▶ [What the task requires]:
For the entries that follow, tally the lines holding the string "СЛОВО". Give the total and nothing else.

▶ [Input data]:

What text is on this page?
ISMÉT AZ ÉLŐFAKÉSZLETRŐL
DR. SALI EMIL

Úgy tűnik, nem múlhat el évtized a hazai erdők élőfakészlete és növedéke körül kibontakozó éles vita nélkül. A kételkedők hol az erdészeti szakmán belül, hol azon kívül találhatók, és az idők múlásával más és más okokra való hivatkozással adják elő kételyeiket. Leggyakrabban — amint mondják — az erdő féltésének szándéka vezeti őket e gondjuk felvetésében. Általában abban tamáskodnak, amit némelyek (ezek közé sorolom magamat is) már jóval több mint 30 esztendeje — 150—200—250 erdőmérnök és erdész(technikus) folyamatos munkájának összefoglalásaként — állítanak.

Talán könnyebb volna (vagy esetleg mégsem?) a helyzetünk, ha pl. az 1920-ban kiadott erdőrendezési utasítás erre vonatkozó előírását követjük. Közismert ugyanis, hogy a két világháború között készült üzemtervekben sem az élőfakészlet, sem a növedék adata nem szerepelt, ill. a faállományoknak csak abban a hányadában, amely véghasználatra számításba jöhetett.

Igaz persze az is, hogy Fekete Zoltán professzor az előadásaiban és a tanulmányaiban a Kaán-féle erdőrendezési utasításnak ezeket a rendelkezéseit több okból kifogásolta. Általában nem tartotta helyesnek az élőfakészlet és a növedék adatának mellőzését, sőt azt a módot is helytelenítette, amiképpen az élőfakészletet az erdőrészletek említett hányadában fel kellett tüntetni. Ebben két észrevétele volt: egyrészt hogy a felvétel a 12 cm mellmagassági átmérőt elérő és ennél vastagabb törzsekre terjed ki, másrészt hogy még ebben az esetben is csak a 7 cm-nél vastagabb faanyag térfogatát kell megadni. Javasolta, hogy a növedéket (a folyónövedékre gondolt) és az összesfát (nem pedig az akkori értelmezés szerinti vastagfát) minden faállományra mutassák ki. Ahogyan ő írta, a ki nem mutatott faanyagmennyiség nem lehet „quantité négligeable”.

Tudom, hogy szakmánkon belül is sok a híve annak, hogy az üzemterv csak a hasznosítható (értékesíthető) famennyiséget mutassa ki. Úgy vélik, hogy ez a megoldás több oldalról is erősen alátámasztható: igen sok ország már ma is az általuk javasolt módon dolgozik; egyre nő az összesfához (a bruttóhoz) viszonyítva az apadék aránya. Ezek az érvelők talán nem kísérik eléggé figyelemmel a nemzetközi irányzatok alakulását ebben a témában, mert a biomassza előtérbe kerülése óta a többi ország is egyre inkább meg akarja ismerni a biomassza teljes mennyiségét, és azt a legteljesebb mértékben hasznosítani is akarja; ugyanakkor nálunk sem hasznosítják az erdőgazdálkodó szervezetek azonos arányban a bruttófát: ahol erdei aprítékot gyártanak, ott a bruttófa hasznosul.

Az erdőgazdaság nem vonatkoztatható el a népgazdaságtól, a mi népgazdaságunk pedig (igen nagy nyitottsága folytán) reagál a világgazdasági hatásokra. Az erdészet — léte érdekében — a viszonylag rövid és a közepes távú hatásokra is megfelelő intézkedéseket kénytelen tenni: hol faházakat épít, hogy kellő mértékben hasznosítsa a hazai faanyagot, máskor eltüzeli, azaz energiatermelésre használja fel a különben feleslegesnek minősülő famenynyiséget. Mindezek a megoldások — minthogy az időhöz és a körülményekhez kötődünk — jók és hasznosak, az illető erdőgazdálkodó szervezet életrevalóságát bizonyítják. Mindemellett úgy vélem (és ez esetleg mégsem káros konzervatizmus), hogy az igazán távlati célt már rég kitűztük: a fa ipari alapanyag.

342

---

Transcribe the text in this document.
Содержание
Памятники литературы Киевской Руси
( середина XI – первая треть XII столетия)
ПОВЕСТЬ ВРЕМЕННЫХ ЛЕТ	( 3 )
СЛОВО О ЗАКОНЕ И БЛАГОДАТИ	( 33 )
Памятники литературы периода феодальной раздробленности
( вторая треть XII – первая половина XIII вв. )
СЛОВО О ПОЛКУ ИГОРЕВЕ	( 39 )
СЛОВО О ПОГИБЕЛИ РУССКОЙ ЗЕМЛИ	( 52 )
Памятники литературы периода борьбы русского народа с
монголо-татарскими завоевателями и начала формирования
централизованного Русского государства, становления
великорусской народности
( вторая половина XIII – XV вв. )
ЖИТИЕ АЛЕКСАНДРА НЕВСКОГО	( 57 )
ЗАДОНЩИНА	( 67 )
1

▶ [Reply to the task]:
3